* [Written problem] Write out the entire listing below exactly, with the pictures left out.

* [Data supplied]
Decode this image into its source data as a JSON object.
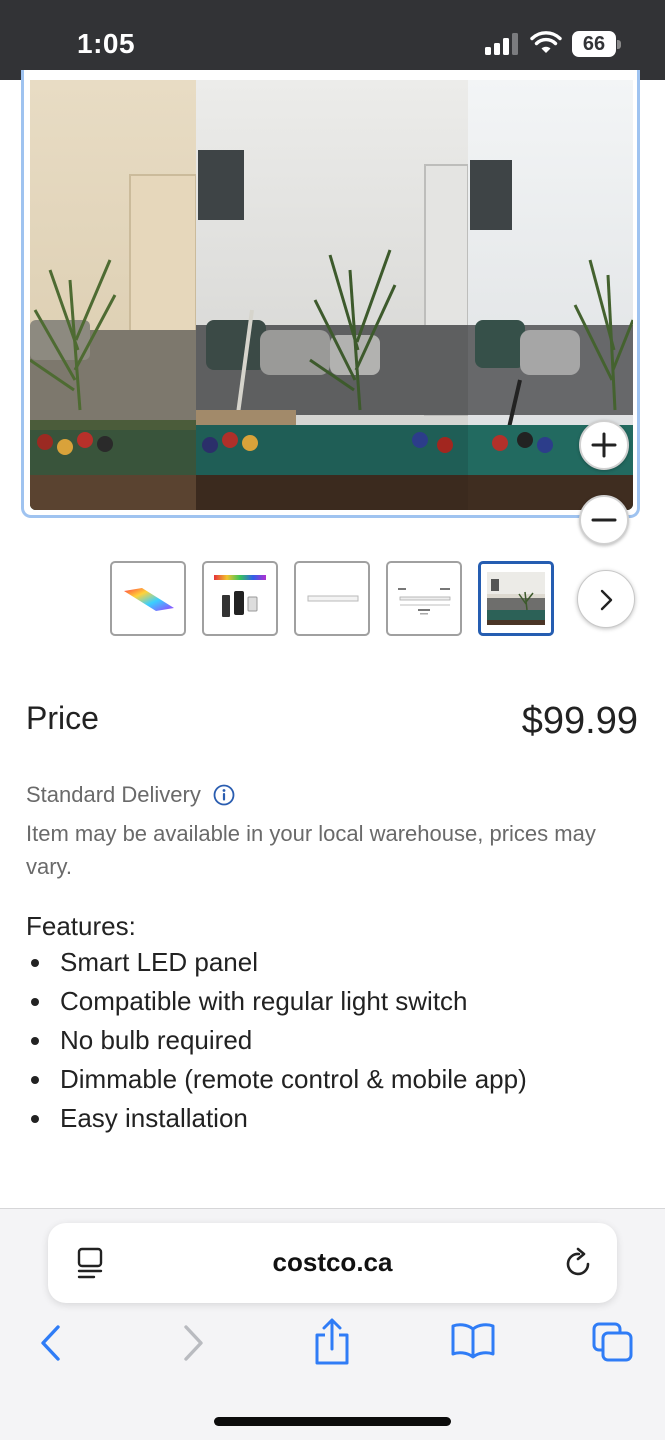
{
  "status_bar": {
    "time": "1:05",
    "battery": "66"
  },
  "product_image": {
    "alt": "Smart LED panel lighting comparison in a room with pool table"
  },
  "zoom": {
    "zoom_in_icon": "plus-icon",
    "zoom_out_icon": "minus-icon"
  },
  "thumbnails": [
    {
      "name": "rgb-panel-thumbnail"
    },
    {
      "name": "color-spectrum-remote-thumbnail"
    },
    {
      "name": "flat-panel-thumbnail"
    },
    {
      "name": "dimensions-diagram-thumbnail"
    },
    {
      "name": "room-scene-thumbnail",
      "selected": true
    }
  ],
  "price": {
    "label": "Price",
    "value": "$99.99"
  },
  "delivery": {
    "label": "Standard Delivery",
    "note": "Item may be available in your local warehouse, prices may vary."
  },
  "features": {
    "title": "Features:",
    "items": [
      "Smart LED panel",
      "Compatible with regular light switch",
      "No bulb required",
      "Dimmable (remote control & mobile app)",
      "Easy installation"
    ]
  },
  "browser": {
    "url": "costco.ca"
  },
  "colors": {
    "status_bar_bg": "#323336",
    "selected_border": "#255db1",
    "ios_blue": "#2f7cf6"
  }
}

* [Exercise response]
Decode this image into its source data as a JSON object.
{
  "status_bar": {
    "time": "1:05",
    "battery": "66"
  },
  "product_image": {
    "alt": "Smart LED panel lighting comparison in a room with pool table"
  },
  "zoom": {
    "zoom_in_icon": "plus-icon",
    "zoom_out_icon": "minus-icon"
  },
  "thumbnails": [
    {
      "name": "rgb-panel-thumbnail"
    },
    {
      "name": "color-spectrum-remote-thumbnail"
    },
    {
      "name": "flat-panel-thumbnail"
    },
    {
      "name": "dimensions-diagram-thumbnail"
    },
    {
      "name": "room-scene-thumbnail",
      "selected": true
    }
  ],
  "price": {
    "label": "Price",
    "value": "$99.99"
  },
  "delivery": {
    "label": "Standard Delivery",
    "note": "Item may be available in your local warehouse, prices may vary."
  },
  "features": {
    "title": "Features:",
    "items": [
      "Smart LED panel",
      "Compatible with regular light switch",
      "No bulb required",
      "Dimmable (remote control & mobile app)",
      "Easy installation"
    ]
  },
  "browser": {
    "url": "costco.ca"
  },
  "colors": {
    "status_bar_bg": "#323336",
    "selected_border": "#255db1",
    "ios_blue": "#2f7cf6"
  }
}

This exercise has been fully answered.